**Set task**
Report how many lines below contain the word "right". Give only the number.

**Exercise material**
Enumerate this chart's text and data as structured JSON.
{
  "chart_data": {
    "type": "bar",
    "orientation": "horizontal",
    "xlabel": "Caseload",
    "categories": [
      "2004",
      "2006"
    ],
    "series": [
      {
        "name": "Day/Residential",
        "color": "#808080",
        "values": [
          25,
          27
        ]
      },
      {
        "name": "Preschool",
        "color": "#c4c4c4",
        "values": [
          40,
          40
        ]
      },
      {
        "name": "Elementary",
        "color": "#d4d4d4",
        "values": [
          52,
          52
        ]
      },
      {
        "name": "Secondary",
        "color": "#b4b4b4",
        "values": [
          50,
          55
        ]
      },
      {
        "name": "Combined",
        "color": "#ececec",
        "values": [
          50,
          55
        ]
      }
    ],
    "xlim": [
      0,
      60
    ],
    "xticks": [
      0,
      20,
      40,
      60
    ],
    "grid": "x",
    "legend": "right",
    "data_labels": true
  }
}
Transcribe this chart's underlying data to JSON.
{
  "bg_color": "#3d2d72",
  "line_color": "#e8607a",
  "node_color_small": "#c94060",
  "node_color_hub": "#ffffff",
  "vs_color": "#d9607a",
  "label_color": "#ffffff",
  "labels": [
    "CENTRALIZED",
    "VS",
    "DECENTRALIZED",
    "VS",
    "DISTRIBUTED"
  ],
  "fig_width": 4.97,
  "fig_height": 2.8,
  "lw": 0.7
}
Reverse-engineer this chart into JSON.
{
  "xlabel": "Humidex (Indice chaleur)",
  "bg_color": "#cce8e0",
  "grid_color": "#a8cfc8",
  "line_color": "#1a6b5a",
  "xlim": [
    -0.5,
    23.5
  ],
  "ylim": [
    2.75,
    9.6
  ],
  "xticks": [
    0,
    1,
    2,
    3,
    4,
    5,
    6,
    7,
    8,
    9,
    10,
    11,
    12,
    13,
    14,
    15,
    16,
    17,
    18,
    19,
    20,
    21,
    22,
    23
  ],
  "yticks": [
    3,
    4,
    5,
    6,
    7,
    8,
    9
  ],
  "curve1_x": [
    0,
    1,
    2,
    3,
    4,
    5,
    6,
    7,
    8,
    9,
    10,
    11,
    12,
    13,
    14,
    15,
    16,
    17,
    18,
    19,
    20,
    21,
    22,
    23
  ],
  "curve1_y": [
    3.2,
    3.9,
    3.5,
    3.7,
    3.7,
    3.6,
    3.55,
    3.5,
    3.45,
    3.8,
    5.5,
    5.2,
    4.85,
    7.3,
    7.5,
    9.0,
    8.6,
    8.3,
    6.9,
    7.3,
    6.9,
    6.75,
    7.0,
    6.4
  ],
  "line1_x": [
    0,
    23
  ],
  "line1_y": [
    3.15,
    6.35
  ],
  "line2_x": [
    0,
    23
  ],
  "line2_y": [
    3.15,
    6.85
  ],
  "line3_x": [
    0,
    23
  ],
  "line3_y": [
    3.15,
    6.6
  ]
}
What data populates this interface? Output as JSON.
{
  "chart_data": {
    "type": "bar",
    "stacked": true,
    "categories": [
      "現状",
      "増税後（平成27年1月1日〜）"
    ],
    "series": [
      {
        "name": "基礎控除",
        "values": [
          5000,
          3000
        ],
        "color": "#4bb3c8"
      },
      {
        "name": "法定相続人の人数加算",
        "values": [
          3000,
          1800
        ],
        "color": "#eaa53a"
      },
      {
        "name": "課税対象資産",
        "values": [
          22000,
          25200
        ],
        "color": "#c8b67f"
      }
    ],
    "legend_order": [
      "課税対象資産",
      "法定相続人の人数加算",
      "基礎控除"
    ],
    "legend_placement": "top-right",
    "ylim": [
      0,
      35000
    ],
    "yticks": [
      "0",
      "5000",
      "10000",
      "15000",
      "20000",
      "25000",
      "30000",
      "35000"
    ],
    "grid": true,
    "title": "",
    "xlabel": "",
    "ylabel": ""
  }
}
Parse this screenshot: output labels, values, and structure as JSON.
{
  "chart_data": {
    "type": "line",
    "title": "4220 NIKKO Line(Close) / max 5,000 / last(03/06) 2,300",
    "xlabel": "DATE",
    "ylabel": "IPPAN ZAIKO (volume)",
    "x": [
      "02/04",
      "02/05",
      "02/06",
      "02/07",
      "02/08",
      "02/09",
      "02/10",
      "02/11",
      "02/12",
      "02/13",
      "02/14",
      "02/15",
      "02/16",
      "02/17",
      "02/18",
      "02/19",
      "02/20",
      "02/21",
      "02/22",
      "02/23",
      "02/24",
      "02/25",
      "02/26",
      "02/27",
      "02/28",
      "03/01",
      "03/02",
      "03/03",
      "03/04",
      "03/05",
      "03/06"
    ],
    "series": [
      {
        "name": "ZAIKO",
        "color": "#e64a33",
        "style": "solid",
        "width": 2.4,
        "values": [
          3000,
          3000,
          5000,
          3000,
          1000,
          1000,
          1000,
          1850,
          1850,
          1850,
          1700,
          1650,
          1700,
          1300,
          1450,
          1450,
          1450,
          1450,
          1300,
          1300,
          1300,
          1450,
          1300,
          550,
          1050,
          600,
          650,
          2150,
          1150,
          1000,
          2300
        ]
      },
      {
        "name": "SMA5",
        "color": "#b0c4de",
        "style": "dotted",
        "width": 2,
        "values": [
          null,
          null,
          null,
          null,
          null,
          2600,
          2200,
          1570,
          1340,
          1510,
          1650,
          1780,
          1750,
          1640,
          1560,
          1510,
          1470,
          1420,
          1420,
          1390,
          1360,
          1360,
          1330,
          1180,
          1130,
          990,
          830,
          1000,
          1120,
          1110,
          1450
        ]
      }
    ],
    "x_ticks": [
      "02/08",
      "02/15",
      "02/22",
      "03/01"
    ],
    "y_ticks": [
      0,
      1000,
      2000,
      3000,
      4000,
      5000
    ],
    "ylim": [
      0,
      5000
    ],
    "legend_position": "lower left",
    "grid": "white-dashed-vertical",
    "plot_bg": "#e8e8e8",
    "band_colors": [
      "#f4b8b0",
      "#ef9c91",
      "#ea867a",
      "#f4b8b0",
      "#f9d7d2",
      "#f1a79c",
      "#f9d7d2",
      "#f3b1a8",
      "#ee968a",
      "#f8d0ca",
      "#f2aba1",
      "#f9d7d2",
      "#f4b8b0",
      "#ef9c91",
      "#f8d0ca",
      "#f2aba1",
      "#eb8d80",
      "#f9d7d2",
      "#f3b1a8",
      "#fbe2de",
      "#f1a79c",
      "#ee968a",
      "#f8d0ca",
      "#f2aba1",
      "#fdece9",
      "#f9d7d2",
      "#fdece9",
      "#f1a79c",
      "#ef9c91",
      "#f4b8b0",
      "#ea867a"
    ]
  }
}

**Written response**
2